TASK STATEMENT
Go through the entries below, tally each line with the string "this", and give the final number by itself.

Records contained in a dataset
*****

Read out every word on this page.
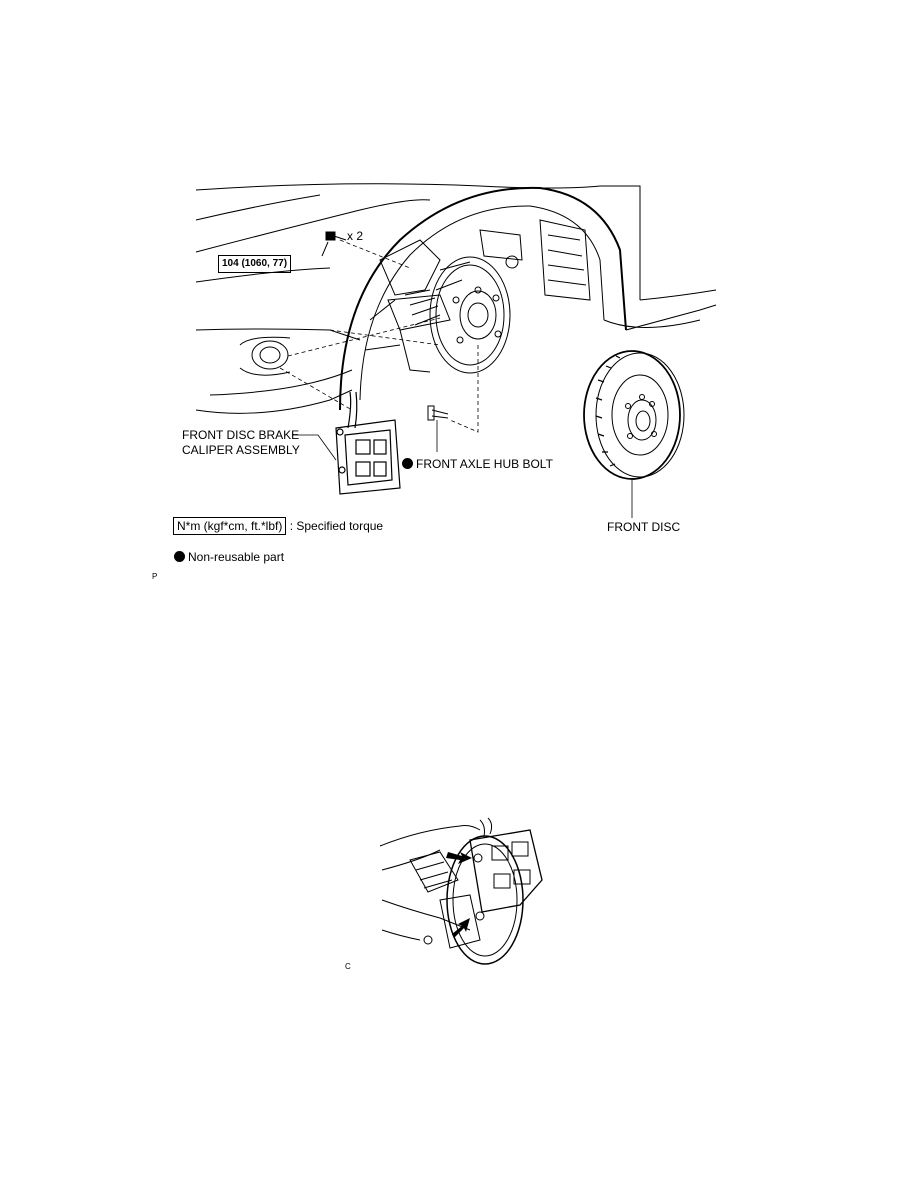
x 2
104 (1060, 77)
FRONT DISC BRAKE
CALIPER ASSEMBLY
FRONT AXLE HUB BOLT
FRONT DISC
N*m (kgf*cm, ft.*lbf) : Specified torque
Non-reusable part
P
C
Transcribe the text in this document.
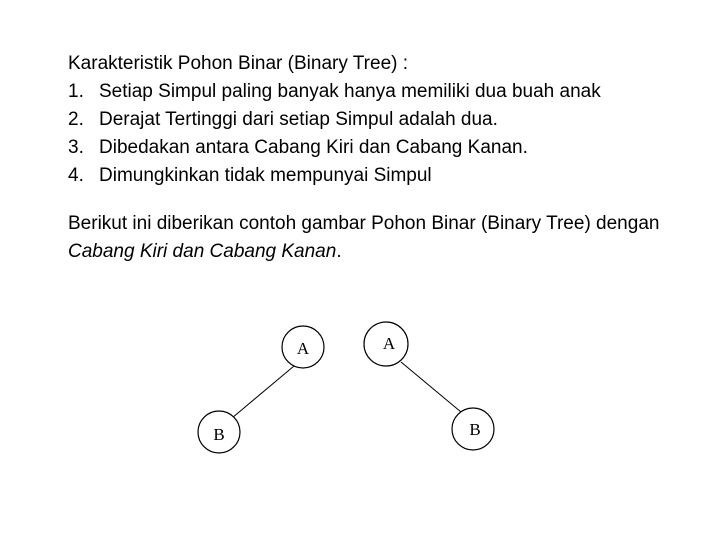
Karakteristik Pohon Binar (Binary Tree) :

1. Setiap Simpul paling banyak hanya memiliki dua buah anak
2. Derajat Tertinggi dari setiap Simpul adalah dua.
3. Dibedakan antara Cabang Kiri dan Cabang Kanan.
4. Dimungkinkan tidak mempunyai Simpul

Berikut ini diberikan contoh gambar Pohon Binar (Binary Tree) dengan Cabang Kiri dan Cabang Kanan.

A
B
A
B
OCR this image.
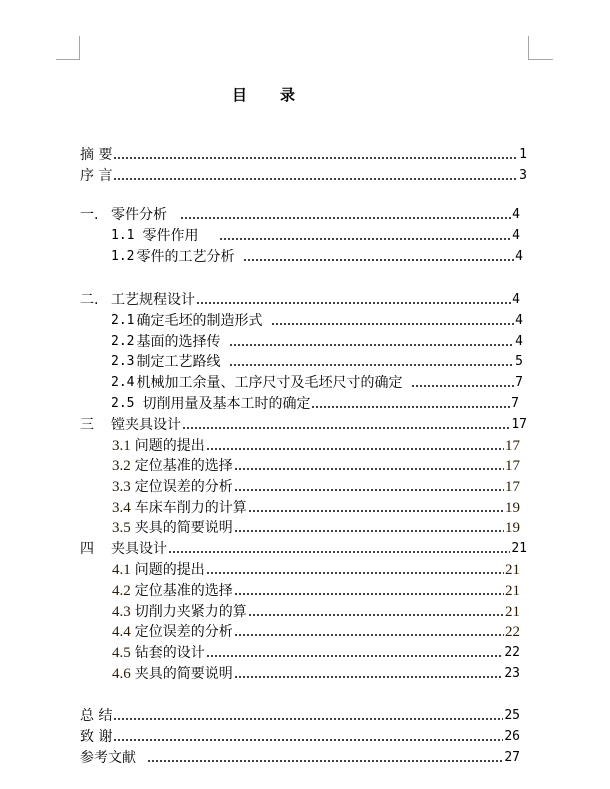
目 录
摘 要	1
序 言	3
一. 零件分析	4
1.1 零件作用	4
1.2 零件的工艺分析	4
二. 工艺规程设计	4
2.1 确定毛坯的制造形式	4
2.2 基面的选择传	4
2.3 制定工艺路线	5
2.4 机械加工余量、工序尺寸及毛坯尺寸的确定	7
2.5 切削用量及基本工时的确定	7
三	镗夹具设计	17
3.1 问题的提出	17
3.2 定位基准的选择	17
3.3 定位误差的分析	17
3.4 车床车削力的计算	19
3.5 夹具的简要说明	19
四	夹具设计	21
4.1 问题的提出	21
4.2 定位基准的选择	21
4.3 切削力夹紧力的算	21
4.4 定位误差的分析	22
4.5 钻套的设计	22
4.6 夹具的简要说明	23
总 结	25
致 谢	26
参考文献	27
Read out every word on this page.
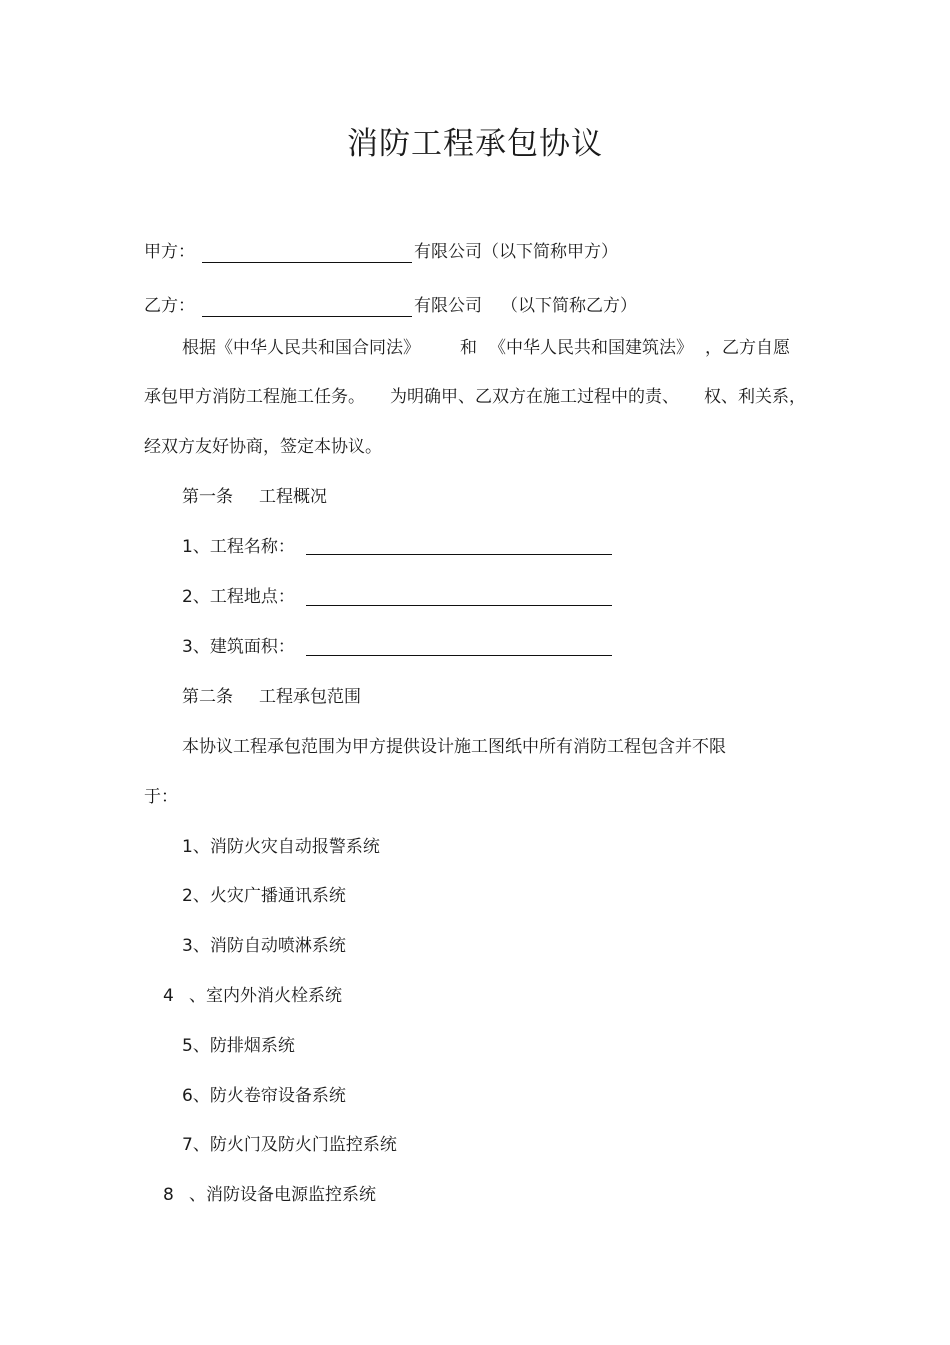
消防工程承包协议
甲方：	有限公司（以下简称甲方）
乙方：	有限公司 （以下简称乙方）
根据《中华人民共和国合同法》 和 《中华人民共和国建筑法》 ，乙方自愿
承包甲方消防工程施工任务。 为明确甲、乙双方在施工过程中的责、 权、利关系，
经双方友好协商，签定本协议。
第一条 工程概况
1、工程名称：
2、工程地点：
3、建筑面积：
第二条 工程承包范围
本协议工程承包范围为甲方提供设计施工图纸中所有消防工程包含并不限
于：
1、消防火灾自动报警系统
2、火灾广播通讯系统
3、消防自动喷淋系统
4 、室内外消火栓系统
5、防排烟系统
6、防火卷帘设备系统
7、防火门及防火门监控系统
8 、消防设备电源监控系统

*****

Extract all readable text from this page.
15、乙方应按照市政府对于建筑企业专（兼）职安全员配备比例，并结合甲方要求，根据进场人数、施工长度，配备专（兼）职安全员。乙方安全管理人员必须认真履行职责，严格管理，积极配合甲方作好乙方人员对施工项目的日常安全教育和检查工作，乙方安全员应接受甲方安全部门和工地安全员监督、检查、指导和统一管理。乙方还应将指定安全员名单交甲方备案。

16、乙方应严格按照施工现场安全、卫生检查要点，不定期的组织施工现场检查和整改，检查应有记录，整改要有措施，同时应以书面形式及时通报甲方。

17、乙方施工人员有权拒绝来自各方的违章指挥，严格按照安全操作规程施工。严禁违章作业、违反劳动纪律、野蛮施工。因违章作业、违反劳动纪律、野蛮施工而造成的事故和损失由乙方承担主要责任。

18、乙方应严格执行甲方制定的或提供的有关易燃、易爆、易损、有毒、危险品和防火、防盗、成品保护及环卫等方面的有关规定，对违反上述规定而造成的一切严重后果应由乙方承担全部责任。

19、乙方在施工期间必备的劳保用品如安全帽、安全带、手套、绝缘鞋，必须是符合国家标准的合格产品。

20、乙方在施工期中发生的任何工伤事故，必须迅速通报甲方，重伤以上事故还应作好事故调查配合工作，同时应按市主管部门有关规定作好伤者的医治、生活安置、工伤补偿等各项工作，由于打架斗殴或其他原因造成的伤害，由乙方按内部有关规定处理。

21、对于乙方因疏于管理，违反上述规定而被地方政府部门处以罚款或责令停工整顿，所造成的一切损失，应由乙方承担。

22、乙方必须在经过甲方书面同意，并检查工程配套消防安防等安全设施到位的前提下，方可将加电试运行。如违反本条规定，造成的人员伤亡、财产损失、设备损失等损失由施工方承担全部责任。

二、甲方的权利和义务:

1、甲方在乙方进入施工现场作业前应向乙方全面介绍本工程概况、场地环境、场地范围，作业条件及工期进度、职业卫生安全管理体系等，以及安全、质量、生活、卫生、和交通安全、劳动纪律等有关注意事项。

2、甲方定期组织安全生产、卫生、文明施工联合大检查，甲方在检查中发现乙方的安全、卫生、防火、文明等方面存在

*****

TASK SOLUTION
5